* _GIVEN INSTRUCTION_:
Below are the records; pull every line that includes "KHOẢN".

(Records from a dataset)
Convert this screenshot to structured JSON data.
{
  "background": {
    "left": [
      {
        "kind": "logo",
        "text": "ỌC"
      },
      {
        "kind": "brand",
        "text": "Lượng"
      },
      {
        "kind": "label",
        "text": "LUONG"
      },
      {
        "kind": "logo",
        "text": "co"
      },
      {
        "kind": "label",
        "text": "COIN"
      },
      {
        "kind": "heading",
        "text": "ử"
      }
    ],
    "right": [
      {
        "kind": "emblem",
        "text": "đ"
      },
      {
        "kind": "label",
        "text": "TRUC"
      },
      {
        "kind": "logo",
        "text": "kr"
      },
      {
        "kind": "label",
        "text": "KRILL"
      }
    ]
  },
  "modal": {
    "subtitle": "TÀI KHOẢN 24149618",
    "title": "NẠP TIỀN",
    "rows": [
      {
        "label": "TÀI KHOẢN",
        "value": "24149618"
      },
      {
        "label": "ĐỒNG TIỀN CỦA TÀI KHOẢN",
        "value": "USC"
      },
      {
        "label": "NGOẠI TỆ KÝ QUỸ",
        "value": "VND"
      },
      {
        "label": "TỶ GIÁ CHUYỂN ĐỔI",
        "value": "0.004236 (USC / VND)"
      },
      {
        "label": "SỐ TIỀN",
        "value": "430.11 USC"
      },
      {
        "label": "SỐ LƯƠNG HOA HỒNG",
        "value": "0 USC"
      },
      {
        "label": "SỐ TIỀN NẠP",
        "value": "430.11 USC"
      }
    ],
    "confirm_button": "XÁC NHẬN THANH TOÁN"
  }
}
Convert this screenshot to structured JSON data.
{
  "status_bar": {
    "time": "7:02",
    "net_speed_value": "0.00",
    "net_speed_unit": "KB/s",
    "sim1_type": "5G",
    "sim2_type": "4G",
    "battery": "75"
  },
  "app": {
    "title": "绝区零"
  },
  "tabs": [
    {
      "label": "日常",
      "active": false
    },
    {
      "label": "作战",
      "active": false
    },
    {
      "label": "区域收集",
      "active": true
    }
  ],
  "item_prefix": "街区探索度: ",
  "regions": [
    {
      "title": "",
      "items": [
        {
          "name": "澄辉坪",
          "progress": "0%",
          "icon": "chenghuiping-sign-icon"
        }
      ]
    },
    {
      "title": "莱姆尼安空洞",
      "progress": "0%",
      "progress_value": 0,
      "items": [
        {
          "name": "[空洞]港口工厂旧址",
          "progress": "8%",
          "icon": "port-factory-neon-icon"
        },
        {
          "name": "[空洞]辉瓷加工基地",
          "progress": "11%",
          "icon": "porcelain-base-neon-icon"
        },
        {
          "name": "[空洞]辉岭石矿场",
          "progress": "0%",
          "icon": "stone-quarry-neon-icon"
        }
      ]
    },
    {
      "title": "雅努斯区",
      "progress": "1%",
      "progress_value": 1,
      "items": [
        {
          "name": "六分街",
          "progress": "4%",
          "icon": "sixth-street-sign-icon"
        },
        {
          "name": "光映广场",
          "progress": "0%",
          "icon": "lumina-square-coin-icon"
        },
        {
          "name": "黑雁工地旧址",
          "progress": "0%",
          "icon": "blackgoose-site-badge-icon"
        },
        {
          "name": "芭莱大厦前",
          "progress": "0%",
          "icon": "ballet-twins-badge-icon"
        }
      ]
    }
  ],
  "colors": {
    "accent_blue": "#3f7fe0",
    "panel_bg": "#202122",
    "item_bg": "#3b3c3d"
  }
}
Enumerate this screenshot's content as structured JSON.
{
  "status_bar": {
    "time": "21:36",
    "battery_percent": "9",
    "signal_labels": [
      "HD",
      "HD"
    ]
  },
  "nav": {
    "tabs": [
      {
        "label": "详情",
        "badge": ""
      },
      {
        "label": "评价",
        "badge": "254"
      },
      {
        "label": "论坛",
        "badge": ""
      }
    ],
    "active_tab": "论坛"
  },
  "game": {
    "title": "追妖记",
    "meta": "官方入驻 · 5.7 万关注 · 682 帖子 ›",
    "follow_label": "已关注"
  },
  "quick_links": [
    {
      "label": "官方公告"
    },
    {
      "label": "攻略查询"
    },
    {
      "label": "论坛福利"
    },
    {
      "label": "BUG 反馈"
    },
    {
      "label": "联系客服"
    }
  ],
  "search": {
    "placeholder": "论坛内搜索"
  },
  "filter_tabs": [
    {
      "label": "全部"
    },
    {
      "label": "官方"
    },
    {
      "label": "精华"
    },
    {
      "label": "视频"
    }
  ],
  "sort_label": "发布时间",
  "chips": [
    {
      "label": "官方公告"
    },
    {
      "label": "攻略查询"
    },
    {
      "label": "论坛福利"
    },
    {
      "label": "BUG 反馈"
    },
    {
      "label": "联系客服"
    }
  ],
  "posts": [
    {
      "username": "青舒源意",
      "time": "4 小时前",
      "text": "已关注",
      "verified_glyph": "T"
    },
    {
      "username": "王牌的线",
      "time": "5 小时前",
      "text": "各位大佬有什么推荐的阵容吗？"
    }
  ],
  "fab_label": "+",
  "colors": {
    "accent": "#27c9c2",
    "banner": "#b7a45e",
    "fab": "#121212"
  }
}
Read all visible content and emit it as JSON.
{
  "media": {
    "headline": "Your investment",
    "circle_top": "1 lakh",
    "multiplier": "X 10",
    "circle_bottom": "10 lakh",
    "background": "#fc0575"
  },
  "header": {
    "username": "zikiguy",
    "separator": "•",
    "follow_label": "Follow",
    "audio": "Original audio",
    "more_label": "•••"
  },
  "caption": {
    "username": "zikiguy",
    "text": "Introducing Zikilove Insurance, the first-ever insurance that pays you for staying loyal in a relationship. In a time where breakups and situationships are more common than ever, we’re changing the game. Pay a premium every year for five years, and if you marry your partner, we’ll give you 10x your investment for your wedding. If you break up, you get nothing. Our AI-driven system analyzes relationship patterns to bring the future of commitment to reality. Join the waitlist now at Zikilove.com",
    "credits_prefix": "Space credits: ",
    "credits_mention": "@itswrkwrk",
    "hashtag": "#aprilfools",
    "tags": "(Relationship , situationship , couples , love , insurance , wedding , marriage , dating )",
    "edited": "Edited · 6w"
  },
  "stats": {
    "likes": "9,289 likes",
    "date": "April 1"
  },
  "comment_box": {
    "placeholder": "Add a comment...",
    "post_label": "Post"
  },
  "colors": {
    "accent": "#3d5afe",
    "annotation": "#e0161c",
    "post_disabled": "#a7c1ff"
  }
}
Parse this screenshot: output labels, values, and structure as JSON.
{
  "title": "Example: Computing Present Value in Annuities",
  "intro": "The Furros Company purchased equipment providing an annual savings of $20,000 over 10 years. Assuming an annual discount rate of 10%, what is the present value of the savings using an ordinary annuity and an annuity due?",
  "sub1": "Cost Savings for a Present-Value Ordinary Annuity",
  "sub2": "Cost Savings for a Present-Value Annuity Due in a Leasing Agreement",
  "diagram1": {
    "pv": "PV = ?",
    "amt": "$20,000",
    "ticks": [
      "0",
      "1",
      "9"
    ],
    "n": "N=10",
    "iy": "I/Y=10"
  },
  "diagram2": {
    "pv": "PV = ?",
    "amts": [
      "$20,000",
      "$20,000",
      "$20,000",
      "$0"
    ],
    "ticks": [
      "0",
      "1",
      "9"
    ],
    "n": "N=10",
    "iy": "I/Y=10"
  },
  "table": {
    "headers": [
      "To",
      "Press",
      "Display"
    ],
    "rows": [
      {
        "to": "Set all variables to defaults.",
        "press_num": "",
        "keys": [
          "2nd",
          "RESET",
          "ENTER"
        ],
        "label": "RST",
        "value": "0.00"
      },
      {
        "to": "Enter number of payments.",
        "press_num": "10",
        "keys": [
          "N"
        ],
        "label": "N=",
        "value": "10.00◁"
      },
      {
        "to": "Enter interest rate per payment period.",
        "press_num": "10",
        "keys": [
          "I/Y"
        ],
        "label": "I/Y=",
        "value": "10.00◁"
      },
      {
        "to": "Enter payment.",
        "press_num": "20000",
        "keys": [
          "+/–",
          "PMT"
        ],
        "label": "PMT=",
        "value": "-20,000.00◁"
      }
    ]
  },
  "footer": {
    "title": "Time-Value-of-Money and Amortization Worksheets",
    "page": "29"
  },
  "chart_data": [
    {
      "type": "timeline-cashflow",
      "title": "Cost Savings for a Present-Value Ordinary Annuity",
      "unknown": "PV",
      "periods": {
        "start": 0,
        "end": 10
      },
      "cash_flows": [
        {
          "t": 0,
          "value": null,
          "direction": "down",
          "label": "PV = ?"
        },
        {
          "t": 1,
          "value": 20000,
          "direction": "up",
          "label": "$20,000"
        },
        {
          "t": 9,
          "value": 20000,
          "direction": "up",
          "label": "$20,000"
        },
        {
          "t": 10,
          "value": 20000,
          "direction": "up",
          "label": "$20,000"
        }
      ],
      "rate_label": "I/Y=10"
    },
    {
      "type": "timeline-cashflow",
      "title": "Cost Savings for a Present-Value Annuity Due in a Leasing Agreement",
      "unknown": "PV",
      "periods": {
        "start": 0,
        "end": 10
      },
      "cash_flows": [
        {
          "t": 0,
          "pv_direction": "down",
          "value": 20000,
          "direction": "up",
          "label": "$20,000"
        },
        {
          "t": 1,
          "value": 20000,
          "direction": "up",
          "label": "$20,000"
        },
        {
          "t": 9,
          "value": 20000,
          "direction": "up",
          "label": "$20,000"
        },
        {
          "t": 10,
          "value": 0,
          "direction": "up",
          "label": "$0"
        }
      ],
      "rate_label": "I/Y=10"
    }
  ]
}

* _REPLY TO THE EXERCISE_:
    "subtitle": "TÀI KHOẢN 24149618",
        "label": "TÀI KHOẢN",
        "label": "ĐỒNG TIỀN CỦA TÀI KHOẢN",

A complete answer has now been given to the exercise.